▶ [Short problem 1] Rewrite the paragraph beginning "In contrast, the draconian UNSC resolutions" from the passage below on the Supreme Court ruling about UNSC resolutions as a short bulleted list that keeps its main facts.
▶ [Short problem 2] According to the passage below on the Supreme Court ruling about UNSC resolutions, which statutory provision makes it lawful to bring those resolutions into English law by Orders in Council?

▶ [Selected text]
■ ■ ■ ■

At issue was the constitutional means by which the government had decided to implement UNSC Resolutions. The Supreme Court noted the Anti-terrorism, Crime and Security Act 2001 which also allows for freezing of terrorist assets but where orders must be kept under Treasury review, are time limited, and must be approved by both Houses of Parliament.
In contrast, the draconian UNSC resolutions were brought into English law by Orders in Council, which means that they are laid before Parliament for information alone; decisions remain entirely with the Executive. This is lawful under s 1 of the United Nations Act 1946 (“the 1946 Act”), but when the Act was passed it was assumed that Security Council resolutions would be used to deter aggression between States. This time the Orders in Council brought in a regime which required the British government to impose restrictions on British citizens and residents in their own country. The Orders made the five suspects in the case (in the words of Sedley LJ in the Court of Appeal ([2008] EWCA Civ 1187, [2009] 3 WLR 25 at [60])) “effectively prisoners of the state” by criminalising the making of any payments or the passing of funds directly or indirectly for the benefit of a designated person – in other words, if he paid a bus fare or his wife paid the rent for their house. In the Supreme Court, Lord Hope said (at [7]):“Even in the face of the threat of international terrorism, the safety of the people is not the supreme law. We must be just as careful to guard against unrestrained encroachments in personal liberty”.
The Supreme Court ruling raises serious questions as to how the UK is to give effect to UNSC resolutions, particularly at a time when
the Security Council is becoming increasing active in relation to considering economic sanctions as a response to international peace and security concerns. Plainly the answer lies in primary legislation that is subject to parliamentary scrutiny as opposed to Executive Orders in Council.

■ ■ ■ ■

▶ [Stored data]
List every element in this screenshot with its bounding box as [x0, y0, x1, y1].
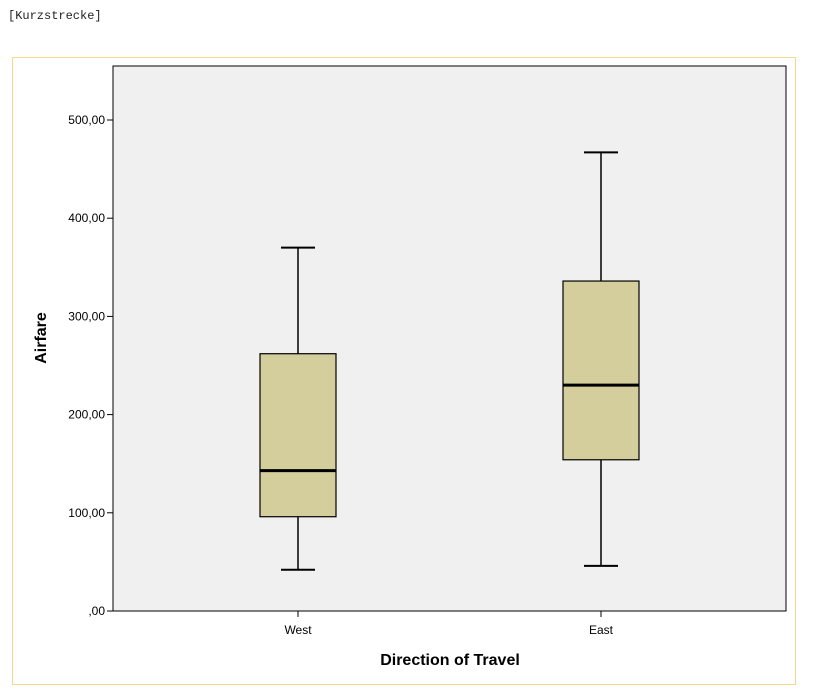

■ ■ ■ ■

▶ [Right answer 1]
- The UNSC resolutions were brought into English law by Orders in Council. These are laid before Parliament for information only, so decisions remain entirely with the Executive.
- This is lawful under s 1 of the United Nations Act 1946, but that Act assumed Security Council resolutions would be used to deter aggression between States.
- Here the Orders brought in a regime requiring the British government to impose restrictions on British citizens and residents in their own country.
- The Orders criminalised making any payment or passing funds, directly or indirectly, for the benefit of a designated person, such as paying a bus fare or a wife paying the rent. In Sedley LJ's words in the Court of Appeal, this made the five suspects "effectively prisoners of the state."
- In the Supreme Court, Lord Hope said that even facing international terrorism, the safety of the people is not the supreme law, and unrestrained encroachments on personal liberty must be guarded against.

▶ [Right answer 2] Section 1 of the United Nations Act 1946.